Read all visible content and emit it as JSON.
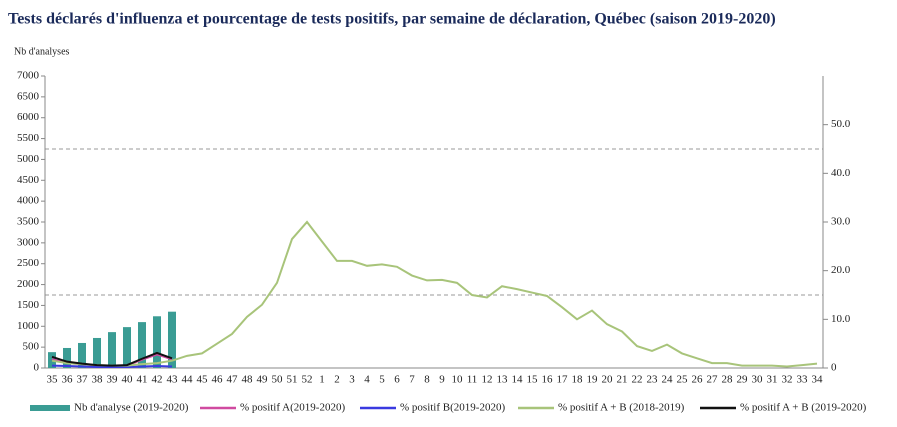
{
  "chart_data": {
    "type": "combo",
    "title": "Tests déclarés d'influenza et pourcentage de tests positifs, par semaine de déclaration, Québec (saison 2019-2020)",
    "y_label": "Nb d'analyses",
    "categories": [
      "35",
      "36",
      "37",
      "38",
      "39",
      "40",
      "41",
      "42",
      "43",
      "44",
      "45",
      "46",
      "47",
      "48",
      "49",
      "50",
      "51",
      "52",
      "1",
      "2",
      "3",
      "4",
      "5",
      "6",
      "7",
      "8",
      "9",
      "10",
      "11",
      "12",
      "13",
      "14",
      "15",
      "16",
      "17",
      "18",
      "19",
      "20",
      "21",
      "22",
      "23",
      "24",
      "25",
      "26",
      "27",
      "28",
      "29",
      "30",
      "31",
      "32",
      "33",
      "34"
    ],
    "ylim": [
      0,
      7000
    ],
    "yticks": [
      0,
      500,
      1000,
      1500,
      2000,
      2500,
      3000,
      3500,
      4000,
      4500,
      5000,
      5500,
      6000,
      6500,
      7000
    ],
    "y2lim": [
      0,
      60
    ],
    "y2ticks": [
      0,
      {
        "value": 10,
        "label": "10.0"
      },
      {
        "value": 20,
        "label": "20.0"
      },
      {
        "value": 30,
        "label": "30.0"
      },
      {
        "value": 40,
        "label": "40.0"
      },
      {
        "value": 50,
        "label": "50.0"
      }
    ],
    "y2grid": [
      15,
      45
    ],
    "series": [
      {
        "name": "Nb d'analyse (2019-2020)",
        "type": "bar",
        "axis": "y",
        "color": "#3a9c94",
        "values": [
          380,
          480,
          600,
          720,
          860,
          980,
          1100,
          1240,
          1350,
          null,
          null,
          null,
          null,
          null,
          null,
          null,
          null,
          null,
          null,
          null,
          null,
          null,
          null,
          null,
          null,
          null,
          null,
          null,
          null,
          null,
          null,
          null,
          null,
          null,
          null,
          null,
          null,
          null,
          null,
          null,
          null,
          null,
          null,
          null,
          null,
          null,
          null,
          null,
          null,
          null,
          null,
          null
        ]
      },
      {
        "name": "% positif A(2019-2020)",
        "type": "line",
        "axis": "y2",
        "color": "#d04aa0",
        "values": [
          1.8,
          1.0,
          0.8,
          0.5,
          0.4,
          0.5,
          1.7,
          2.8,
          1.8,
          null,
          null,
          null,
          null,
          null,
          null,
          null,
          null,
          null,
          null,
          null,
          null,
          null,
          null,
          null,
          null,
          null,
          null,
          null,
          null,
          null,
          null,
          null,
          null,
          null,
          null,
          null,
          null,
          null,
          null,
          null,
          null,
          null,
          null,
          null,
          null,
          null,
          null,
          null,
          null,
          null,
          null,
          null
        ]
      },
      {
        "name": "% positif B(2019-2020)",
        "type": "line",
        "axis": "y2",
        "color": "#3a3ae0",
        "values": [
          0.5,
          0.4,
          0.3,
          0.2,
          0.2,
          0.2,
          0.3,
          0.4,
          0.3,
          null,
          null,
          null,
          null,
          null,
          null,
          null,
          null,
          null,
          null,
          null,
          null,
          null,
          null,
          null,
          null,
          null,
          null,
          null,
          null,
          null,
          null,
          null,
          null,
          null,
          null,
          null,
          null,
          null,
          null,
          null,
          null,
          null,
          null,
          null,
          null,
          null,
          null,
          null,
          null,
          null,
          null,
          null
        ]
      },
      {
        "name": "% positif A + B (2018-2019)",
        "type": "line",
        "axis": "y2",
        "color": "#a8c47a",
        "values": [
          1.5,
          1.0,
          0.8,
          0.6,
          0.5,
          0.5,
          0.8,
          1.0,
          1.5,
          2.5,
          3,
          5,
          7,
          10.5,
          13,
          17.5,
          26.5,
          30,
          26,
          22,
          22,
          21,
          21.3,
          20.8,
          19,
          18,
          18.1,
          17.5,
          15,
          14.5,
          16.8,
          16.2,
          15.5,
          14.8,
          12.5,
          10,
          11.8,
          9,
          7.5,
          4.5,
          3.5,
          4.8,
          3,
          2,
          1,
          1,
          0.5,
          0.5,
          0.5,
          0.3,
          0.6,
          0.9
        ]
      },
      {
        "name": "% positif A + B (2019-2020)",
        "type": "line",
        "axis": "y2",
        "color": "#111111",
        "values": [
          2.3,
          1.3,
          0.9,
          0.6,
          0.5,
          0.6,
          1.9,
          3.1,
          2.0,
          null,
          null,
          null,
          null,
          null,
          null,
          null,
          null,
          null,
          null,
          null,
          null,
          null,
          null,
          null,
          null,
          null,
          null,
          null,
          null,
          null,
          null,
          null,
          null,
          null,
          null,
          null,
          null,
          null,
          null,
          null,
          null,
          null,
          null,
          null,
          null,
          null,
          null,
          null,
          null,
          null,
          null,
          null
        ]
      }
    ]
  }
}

Stated task >>
Take the listing above and print it exactly, apart from the pictures.

Output of the task >>
Read all visible content and emit it as JSON.
{
  "chart_data": {
    "type": "combo",
    "title": "Tests déclarés d'influenza et pourcentage de tests positifs, par semaine de déclaration, Québec (saison 2019-2020)",
    "y_label": "Nb d'analyses",
    "categories": [
      "35",
      "36",
      "37",
      "38",
      "39",
      "40",
      "41",
      "42",
      "43",
      "44",
      "45",
      "46",
      "47",
      "48",
      "49",
      "50",
      "51",
      "52",
      "1",
      "2",
      "3",
      "4",
      "5",
      "6",
      "7",
      "8",
      "9",
      "10",
      "11",
      "12",
      "13",
      "14",
      "15",
      "16",
      "17",
      "18",
      "19",
      "20",
      "21",
      "22",
      "23",
      "24",
      "25",
      "26",
      "27",
      "28",
      "29",
      "30",
      "31",
      "32",
      "33",
      "34"
    ],
    "ylim": [
      0,
      7000
    ],
    "yticks": [
      0,
      500,
      1000,
      1500,
      2000,
      2500,
      3000,
      3500,
      4000,
      4500,
      5000,
      5500,
      6000,
      6500,
      7000
    ],
    "y2lim": [
      0,
      60
    ],
    "y2ticks": [
      0,
      {
        "value": 10,
        "label": "10.0"
      },
      {
        "value": 20,
        "label": "20.0"
      },
      {
        "value": 30,
        "label": "30.0"
      },
      {
        "value": 40,
        "label": "40.0"
      },
      {
        "value": 50,
        "label": "50.0"
      }
    ],
    "y2grid": [
      15,
      45
    ],
    "series": [
      {
        "name": "Nb d'analyse (2019-2020)",
        "type": "bar",
        "axis": "y",
        "color": "#3a9c94",
        "values": [
          380,
          480,
          600,
          720,
          860,
          980,
          1100,
          1240,
          1350,
          null,
          null,
          null,
          null,
          null,
          null,
          null,
          null,
          null,
          null,
          null,
          null,
          null,
          null,
          null,
          null,
          null,
          null,
          null,
          null,
          null,
          null,
          null,
          null,
          null,
          null,
          null,
          null,
          null,
          null,
          null,
          null,
          null,
          null,
          null,
          null,
          null,
          null,
          null,
          null,
          null,
          null,
          null
        ]
      },
      {
        "name": "% positif A(2019-2020)",
        "type": "line",
        "axis": "y2",
        "color": "#d04aa0",
        "values": [
          1.8,
          1.0,
          0.8,
          0.5,
          0.4,
          0.5,
          1.7,
          2.8,
          1.8,
          null,
          null,
          null,
          null,
          null,
          null,
          null,
          null,
          null,
          null,
          null,
          null,
          null,
          null,
          null,
          null,
          null,
          null,
          null,
          null,
          null,
          null,
          null,
          null,
          null,
          null,
          null,
          null,
          null,
          null,
          null,
          null,
          null,
          null,
          null,
          null,
          null,
          null,
          null,
          null,
          null,
          null,
          null
        ]
      },
      {
        "name": "% positif B(2019-2020)",
        "type": "line",
        "axis": "y2",
        "color": "#3a3ae0",
        "values": [
          0.5,
          0.4,
          0.3,
          0.2,
          0.2,
          0.2,
          0.3,
          0.4,
          0.3,
          null,
          null,
          null,
          null,
          null,
          null,
          null,
          null,
          null,
          null,
          null,
          null,
          null,
          null,
          null,
          null,
          null,
          null,
          null,
          null,
          null,
          null,
          null,
          null,
          null,
          null,
          null,
          null,
          null,
          null,
          null,
          null,
          null,
          null,
          null,
          null,
          null,
          null,
          null,
          null,
          null,
          null,
          null
        ]
      },
      {
        "name": "% positif A + B (2018-2019)",
        "type": "line",
        "axis": "y2",
        "color": "#a8c47a",
        "values": [
          1.5,
          1.0,
          0.8,
          0.6,
          0.5,
          0.5,
          0.8,
          1.0,
          1.5,
          2.5,
          3,
          5,
          7,
          10.5,
          13,
          17.5,
          26.5,
          30,
          26,
          22,
          22,
          21,
          21.3,
          20.8,
          19,
          18,
          18.1,
          17.5,
          15,
          14.5,
          16.8,
          16.2,
          15.5,
          14.8,
          12.5,
          10,
          11.8,
          9,
          7.5,
          4.5,
          3.5,
          4.8,
          3,
          2,
          1,
          1,
          0.5,
          0.5,
          0.5,
          0.3,
          0.6,
          0.9
        ]
      },
      {
        "name": "% positif A + B (2019-2020)",
        "type": "line",
        "axis": "y2",
        "color": "#111111",
        "values": [
          2.3,
          1.3,
          0.9,
          0.6,
          0.5,
          0.6,
          1.9,
          3.1,
          2.0,
          null,
          null,
          null,
          null,
          null,
          null,
          null,
          null,
          null,
          null,
          null,
          null,
          null,
          null,
          null,
          null,
          null,
          null,
          null,
          null,
          null,
          null,
          null,
          null,
          null,
          null,
          null,
          null,
          null,
          null,
          null,
          null,
          null,
          null,
          null,
          null,
          null,
          null,
          null,
          null,
          null,
          null,
          null
        ]
      }
    ]
  }
}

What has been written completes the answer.